MATERIAL FOR THE TASK.
........
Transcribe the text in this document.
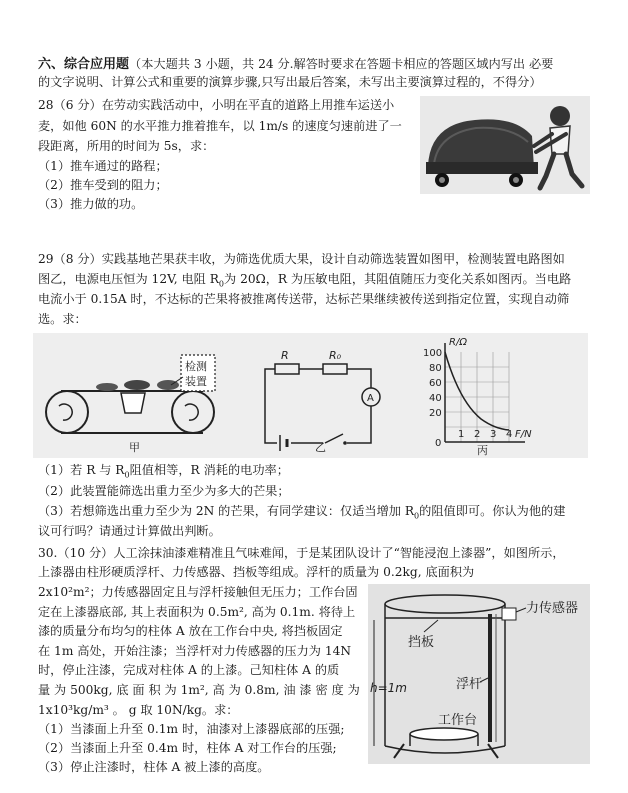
六、综合应用题（本大题共 3 小题，共 24 分.解答时要求在答题卡相应的答题区域内写出 必要
的文字说明、计算公式和重要的演算步骤,只写出最后答案，未写出主要演算过程的，不得分）
28（6 分）在劳动实践活动中，小明在平直的道路上用推车运送小
麦，如他 60N 的水平推力推着推车，以 1m/s 的速度匀速前进了一
段距离，所用的时间为 5s，求：
（1）推车通过的路程；
（2）推车受到的阻力；
（3）推力做的功。
29（8 分）实践基地芒果获丰收，为筛选优质大果，设计自动筛选装置如图甲，检测装置电路图如
图乙，电源电压恒为 12V, 电阻 $R_0$为 20Ω，R 为压敏电阻，其阻值随压力变化关系如图丙。当电路
电流小于 0.15A 时，不达标的芒果将被推离传送带，达标芒果继续被传送到指定位置，实现自动筛
选。求：
检测
装置
甲
R	R₀
A
乙
R/Ω
F/N
100
80
60
40
20
0
1 2 3 4
丙
（1）若 R 与 $R_0$阻值相等，R 消耗的电功率；
（2）此装置能筛选出重力至少为多大的芒果；
（3）若想筛选出重力至少为 2N 的芒果，有同学建议：仅适当增加 $R_0$的阻值即可。你认为他的建
议可行吗？请通过计算做出判断。
30.（10 分）人工涂抹油漆难精准且气味难闻，于是某团队设计了“智能浸泡上漆器”，如图所示，
上漆器由柱形硬质浮杆、力传感器、挡板等组成。浮杆的质量为 0.2kg, 底面积为
2x10²m²；力传感器固定且与浮杆接触但无压力；工作台固
定在上漆器底部, 其上表面积为 0.5m², 高为 0.1m. 将待上
漆的质量分布均匀的柱体 A 放在工作台中央, 将挡板固定
在 1m 高处，开始注漆；当浮杆对力传感器的压力为 14N
时，停止注漆，完成对柱体 A 的上漆。己知柱体 A 的质
量 为 500kg, 底 面 积 为 1m², 高 为 0.8m, 油 漆 密 度 为
1x10³kg/m³ 。 g 取 10N/kg。求：
（1）当漆面上升至 0.1m 时，油漆对上漆器底部的压强;
（2）当漆面上升至 0.4m 时，柱体 A 对工作台的压强;
（3）停止注漆时，柱体 A 被上漆的高度。
力传感器
挡板
h=1m	浮杆
工作台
........
EXERCISE PROMPT.
Leave the images out and output the remaining material exactly as it stands.

RIGHT ANSWER.
Transcribe the text in this document.
六、综合应用题（本大题共 3 小题，共 24 分.解答时要求在答题卡相应的答题区域内写出 必要
的文字说明、计算公式和重要的演算步骤,只写出最后答案，未写出主要演算过程的，不得分）
28（6 分）在劳动实践活动中，小明在平直的道路上用推车运送小
麦，如他 60N 的水平推力推着推车，以 1m/s 的速度匀速前进了一
段距离，所用的时间为 5s，求：
（1）推车通过的路程；
（2）推车受到的阻力；
（3）推力做的功。
29（8 分）实践基地芒果获丰收，为筛选优质大果，设计自动筛选装置如图甲，检测装置电路图如
图乙，电源电压恒为 12V, 电阻 $R_0$为 20Ω，R 为压敏电阻，其阻值随压力变化关系如图丙。当电路
电流小于 0.15A 时，不达标的芒果将被推离传送带，达标芒果继续被传送到指定位置，实现自动筛
选。求：
检测
装置
甲
R	R₀
A
乙
R/Ω
F/N
100
80
60
40
20
0
1 2 3 4
丙
（1）若 R 与 $R_0$阻值相等，R 消耗的电功率；
（2）此装置能筛选出重力至少为多大的芒果；
（3）若想筛选出重力至少为 2N 的芒果，有同学建议：仅适当增加 $R_0$的阻值即可。你认为他的建
议可行吗？请通过计算做出判断。
30.（10 分）人工涂抹油漆难精准且气味难闻，于是某团队设计了“智能浸泡上漆器”，如图所示，
上漆器由柱形硬质浮杆、力传感器、挡板等组成。浮杆的质量为 0.2kg, 底面积为
2x10²m²；力传感器固定且与浮杆接触但无压力；工作台固
定在上漆器底部, 其上表面积为 0.5m², 高为 0.1m. 将待上
漆的质量分布均匀的柱体 A 放在工作台中央, 将挡板固定
在 1m 高处，开始注漆；当浮杆对力传感器的压力为 14N
时，停止注漆，完成对柱体 A 的上漆。己知柱体 A 的质
量 为 500kg, 底 面 积 为 1m², 高 为 0.8m, 油 漆 密 度 为
1x10³kg/m³ 。 g 取 10N/kg。求：
（1）当漆面上升至 0.1m 时，油漆对上漆器底部的压强;
（2）当漆面上升至 0.4m 时，柱体 A 对工作台的压强;
（3）停止注漆时，柱体 A 被上漆的高度。
力传感器
挡板
h=1m	浮杆
工作台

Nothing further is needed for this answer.